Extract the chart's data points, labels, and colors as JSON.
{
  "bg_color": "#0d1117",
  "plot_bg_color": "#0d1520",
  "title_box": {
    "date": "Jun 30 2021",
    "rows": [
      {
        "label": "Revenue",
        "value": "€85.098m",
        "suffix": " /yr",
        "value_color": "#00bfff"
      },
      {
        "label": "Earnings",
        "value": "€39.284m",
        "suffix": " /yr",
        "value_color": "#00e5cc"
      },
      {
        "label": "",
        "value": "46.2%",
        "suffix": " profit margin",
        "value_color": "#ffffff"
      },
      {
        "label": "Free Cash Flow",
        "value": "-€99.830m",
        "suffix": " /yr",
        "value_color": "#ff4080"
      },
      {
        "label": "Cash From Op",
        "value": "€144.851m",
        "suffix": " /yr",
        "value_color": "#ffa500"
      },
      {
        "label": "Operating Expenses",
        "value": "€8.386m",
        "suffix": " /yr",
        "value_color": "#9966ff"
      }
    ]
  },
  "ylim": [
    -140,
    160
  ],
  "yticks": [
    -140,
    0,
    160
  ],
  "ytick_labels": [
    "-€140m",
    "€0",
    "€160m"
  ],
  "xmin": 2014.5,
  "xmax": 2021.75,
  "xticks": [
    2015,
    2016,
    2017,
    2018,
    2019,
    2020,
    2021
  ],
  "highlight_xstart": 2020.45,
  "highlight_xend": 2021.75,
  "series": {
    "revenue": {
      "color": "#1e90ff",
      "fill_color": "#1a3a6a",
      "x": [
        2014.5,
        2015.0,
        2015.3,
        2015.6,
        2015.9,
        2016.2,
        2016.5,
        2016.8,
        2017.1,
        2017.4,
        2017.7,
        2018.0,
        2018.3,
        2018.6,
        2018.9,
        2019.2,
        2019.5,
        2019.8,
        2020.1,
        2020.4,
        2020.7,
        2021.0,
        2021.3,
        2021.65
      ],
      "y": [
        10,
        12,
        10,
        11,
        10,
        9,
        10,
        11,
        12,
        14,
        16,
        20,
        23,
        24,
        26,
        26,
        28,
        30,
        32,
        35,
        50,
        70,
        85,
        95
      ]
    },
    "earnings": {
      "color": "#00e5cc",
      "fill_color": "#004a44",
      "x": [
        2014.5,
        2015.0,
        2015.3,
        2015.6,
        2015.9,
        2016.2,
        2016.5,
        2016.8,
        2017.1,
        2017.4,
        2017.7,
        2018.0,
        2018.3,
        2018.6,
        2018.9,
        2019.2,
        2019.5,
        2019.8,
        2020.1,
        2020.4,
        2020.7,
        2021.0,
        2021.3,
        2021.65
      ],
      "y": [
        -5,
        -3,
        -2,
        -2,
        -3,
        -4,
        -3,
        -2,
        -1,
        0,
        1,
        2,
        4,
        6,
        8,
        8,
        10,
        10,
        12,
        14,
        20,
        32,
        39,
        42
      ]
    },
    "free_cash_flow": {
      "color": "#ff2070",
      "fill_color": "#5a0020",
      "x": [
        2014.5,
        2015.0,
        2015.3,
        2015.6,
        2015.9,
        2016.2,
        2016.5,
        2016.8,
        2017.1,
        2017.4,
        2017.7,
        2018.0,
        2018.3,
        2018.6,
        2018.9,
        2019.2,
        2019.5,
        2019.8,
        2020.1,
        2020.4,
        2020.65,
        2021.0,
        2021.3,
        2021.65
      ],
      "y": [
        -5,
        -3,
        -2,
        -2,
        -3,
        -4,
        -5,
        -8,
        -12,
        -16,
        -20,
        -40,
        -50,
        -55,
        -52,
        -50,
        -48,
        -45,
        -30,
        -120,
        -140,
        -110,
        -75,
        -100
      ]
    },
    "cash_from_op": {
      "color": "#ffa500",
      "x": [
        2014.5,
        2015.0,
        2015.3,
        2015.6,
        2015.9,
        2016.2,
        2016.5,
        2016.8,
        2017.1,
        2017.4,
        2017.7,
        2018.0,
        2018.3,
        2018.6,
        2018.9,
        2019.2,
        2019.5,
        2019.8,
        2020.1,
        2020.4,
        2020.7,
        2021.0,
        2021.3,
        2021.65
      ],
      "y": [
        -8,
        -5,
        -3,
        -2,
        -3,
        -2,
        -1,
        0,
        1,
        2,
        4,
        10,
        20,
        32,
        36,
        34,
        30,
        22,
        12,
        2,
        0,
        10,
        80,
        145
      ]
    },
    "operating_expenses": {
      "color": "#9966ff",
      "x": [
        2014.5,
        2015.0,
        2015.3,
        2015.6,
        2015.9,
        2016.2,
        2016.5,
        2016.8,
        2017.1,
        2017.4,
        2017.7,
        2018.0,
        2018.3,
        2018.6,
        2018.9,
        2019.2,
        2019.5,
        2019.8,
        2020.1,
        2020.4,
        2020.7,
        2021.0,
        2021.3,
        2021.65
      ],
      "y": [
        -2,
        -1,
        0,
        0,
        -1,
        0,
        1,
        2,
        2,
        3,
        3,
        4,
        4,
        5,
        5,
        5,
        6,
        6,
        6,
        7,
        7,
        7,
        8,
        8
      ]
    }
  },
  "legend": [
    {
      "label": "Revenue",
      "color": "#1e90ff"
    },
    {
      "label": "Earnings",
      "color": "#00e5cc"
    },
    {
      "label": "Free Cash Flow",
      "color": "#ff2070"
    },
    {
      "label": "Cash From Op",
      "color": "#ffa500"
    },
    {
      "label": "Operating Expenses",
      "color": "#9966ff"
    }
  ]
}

- _EXERCISE GOAL_
Transcribe the entire listing above precisely.

- _OUTPUT FOR THIS EXERCISE_
Extract the chart's data points, labels, and colors as JSON.
{
  "bg_color": "#0d1117",
  "plot_bg_color": "#0d1520",
  "title_box": {
    "date": "Jun 30 2021",
    "rows": [
      {
        "label": "Revenue",
        "value": "€85.098m",
        "suffix": " /yr",
        "value_color": "#00bfff"
      },
      {
        "label": "Earnings",
        "value": "€39.284m",
        "suffix": " /yr",
        "value_color": "#00e5cc"
      },
      {
        "label": "",
        "value": "46.2%",
        "suffix": " profit margin",
        "value_color": "#ffffff"
      },
      {
        "label": "Free Cash Flow",
        "value": "-€99.830m",
        "suffix": " /yr",
        "value_color": "#ff4080"
      },
      {
        "label": "Cash From Op",
        "value": "€144.851m",
        "suffix": " /yr",
        "value_color": "#ffa500"
      },
      {
        "label": "Operating Expenses",
        "value": "€8.386m",
        "suffix": " /yr",
        "value_color": "#9966ff"
      }
    ]
  },
  "ylim": [
    -140,
    160
  ],
  "yticks": [
    -140,
    0,
    160
  ],
  "ytick_labels": [
    "-€140m",
    "€0",
    "€160m"
  ],
  "xmin": 2014.5,
  "xmax": 2021.75,
  "xticks": [
    2015,
    2016,
    2017,
    2018,
    2019,
    2020,
    2021
  ],
  "highlight_xstart": 2020.45,
  "highlight_xend": 2021.75,
  "series": {
    "revenue": {
      "color": "#1e90ff",
      "fill_color": "#1a3a6a",
      "x": [
        2014.5,
        2015.0,
        2015.3,
        2015.6,
        2015.9,
        2016.2,
        2016.5,
        2016.8,
        2017.1,
        2017.4,
        2017.7,
        2018.0,
        2018.3,
        2018.6,
        2018.9,
        2019.2,
        2019.5,
        2019.8,
        2020.1,
        2020.4,
        2020.7,
        2021.0,
        2021.3,
        2021.65
      ],
      "y": [
        10,
        12,
        10,
        11,
        10,
        9,
        10,
        11,
        12,
        14,
        16,
        20,
        23,
        24,
        26,
        26,
        28,
        30,
        32,
        35,
        50,
        70,
        85,
        95
      ]
    },
    "earnings": {
      "color": "#00e5cc",
      "fill_color": "#004a44",
      "x": [
        2014.5,
        2015.0,
        2015.3,
        2015.6,
        2015.9,
        2016.2,
        2016.5,
        2016.8,
        2017.1,
        2017.4,
        2017.7,
        2018.0,
        2018.3,
        2018.6,
        2018.9,
        2019.2,
        2019.5,
        2019.8,
        2020.1,
        2020.4,
        2020.7,
        2021.0,
        2021.3,
        2021.65
      ],
      "y": [
        -5,
        -3,
        -2,
        -2,
        -3,
        -4,
        -3,
        -2,
        -1,
        0,
        1,
        2,
        4,
        6,
        8,
        8,
        10,
        10,
        12,
        14,
        20,
        32,
        39,
        42
      ]
    },
    "free_cash_flow": {
      "color": "#ff2070",
      "fill_color": "#5a0020",
      "x": [
        2014.5,
        2015.0,
        2015.3,
        2015.6,
        2015.9,
        2016.2,
        2016.5,
        2016.8,
        2017.1,
        2017.4,
        2017.7,
        2018.0,
        2018.3,
        2018.6,
        2018.9,
        2019.2,
        2019.5,
        2019.8,
        2020.1,
        2020.4,
        2020.65,
        2021.0,
        2021.3,
        2021.65
      ],
      "y": [
        -5,
        -3,
        -2,
        -2,
        -3,
        -4,
        -5,
        -8,
        -12,
        -16,
        -20,
        -40,
        -50,
        -55,
        -52,
        -50,
        -48,
        -45,
        -30,
        -120,
        -140,
        -110,
        -75,
        -100
      ]
    },
    "cash_from_op": {
      "color": "#ffa500",
      "x": [
        2014.5,
        2015.0,
        2015.3,
        2015.6,
        2015.9,
        2016.2,
        2016.5,
        2016.8,
        2017.1,
        2017.4,
        2017.7,
        2018.0,
        2018.3,
        2018.6,
        2018.9,
        2019.2,
        2019.5,
        2019.8,
        2020.1,
        2020.4,
        2020.7,
        2021.0,
        2021.3,
        2021.65
      ],
      "y": [
        -8,
        -5,
        -3,
        -2,
        -3,
        -2,
        -1,
        0,
        1,
        2,
        4,
        10,
        20,
        32,
        36,
        34,
        30,
        22,
        12,
        2,
        0,
        10,
        80,
        145
      ]
    },
    "operating_expenses": {
      "color": "#9966ff",
      "x": [
        2014.5,
        2015.0,
        2015.3,
        2015.6,
        2015.9,
        2016.2,
        2016.5,
        2016.8,
        2017.1,
        2017.4,
        2017.7,
        2018.0,
        2018.3,
        2018.6,
        2018.9,
        2019.2,
        2019.5,
        2019.8,
        2020.1,
        2020.4,
        2020.7,
        2021.0,
        2021.3,
        2021.65
      ],
      "y": [
        -2,
        -1,
        0,
        0,
        -1,
        0,
        1,
        2,
        2,
        3,
        3,
        4,
        4,
        5,
        5,
        5,
        6,
        6,
        6,
        7,
        7,
        7,
        8,
        8
      ]
    }
  },
  "legend": [
    {
      "label": "Revenue",
      "color": "#1e90ff"
    },
    {
      "label": "Earnings",
      "color": "#00e5cc"
    },
    {
      "label": "Free Cash Flow",
      "color": "#ff2070"
    },
    {
      "label": "Cash From Op",
      "color": "#ffa500"
    },
    {
      "label": "Operating Expenses",
      "color": "#9966ff"
    }
  ]
}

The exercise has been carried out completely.